• **WRITTEN REQUEST**:
Records follow. Pull out every line that contains "name".

Stored data entries
** start **
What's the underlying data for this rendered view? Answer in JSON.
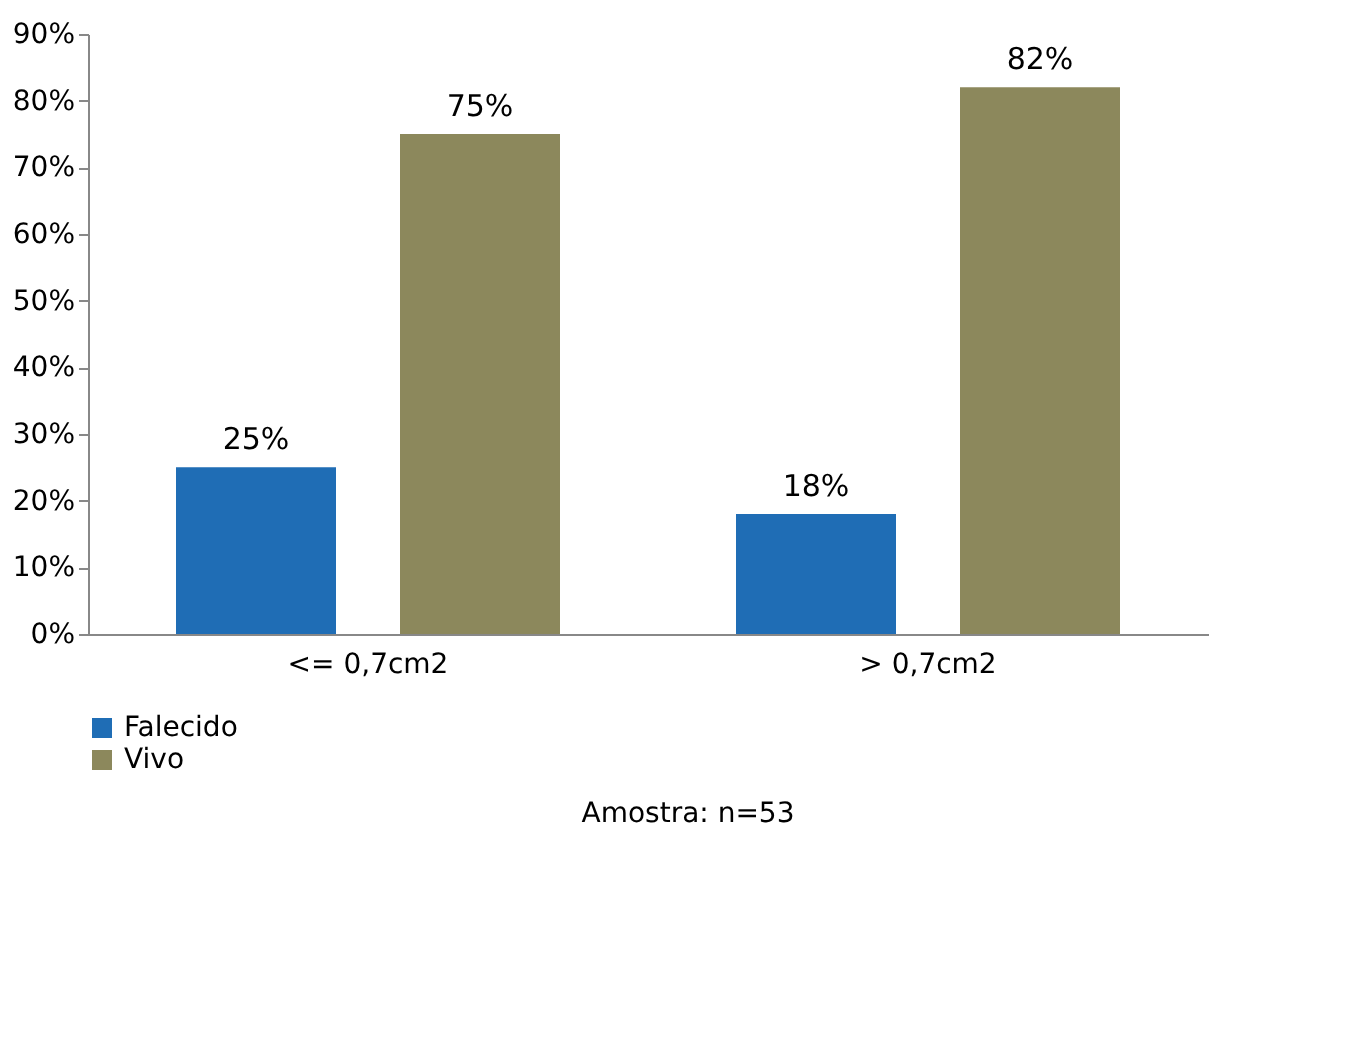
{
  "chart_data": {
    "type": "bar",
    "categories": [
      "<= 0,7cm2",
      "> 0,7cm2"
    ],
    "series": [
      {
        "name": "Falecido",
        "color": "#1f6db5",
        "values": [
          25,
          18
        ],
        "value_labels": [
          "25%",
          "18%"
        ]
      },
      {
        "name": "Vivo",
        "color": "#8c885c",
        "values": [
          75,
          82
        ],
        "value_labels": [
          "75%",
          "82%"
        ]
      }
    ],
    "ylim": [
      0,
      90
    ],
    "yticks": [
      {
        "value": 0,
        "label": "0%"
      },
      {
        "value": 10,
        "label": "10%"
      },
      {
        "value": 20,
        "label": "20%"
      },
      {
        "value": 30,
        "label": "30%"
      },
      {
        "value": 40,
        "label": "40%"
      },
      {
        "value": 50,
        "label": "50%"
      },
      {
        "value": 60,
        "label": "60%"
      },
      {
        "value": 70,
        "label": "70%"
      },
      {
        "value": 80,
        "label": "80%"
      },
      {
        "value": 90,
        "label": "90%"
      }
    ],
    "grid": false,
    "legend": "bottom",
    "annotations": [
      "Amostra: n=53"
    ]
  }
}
** end **
** start **
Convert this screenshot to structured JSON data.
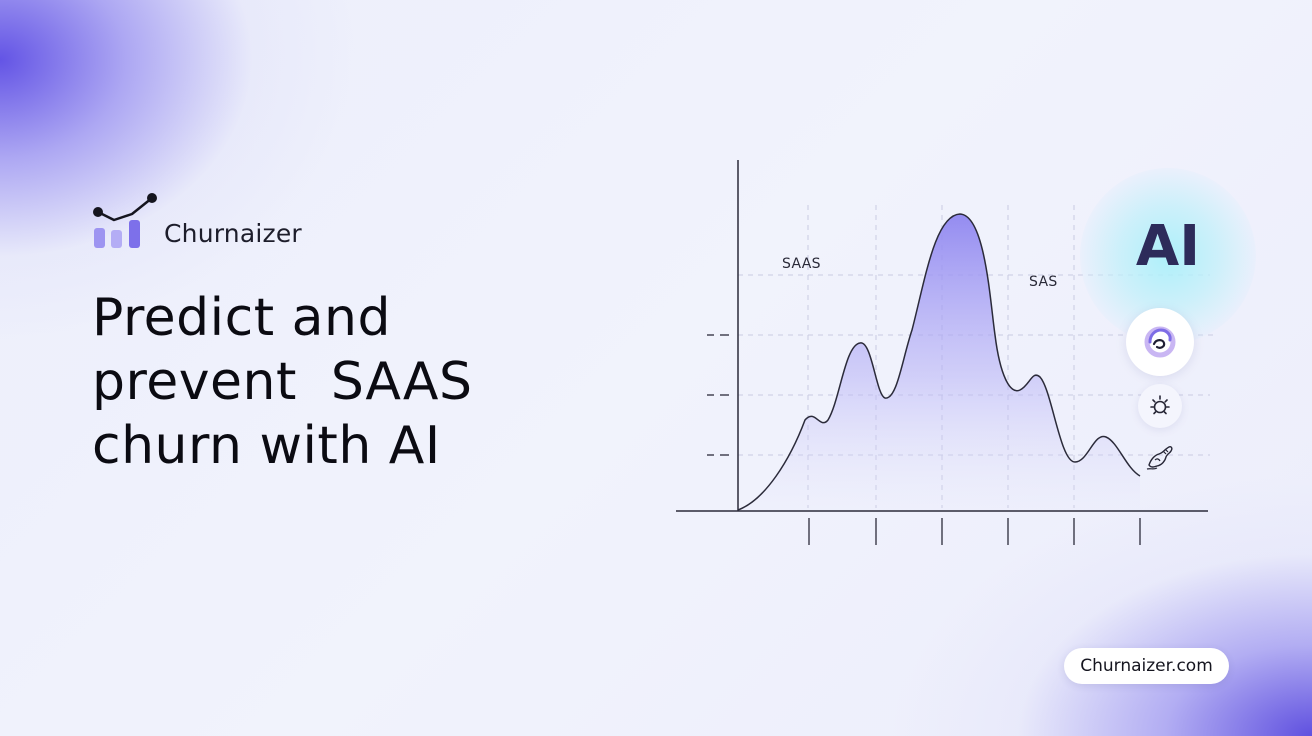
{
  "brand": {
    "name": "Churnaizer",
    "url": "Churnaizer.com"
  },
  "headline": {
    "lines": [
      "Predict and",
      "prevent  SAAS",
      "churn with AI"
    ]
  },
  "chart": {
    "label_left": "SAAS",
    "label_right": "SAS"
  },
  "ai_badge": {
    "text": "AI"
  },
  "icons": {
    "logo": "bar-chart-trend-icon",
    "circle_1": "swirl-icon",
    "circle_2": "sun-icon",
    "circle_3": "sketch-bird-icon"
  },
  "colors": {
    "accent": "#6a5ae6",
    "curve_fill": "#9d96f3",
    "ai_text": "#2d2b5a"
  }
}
** end **
• **RESPONSE TO THIS EXERCISE**:
        "name": "Falecido",
        "name": "Vivo",
    "name": "Churnaizer",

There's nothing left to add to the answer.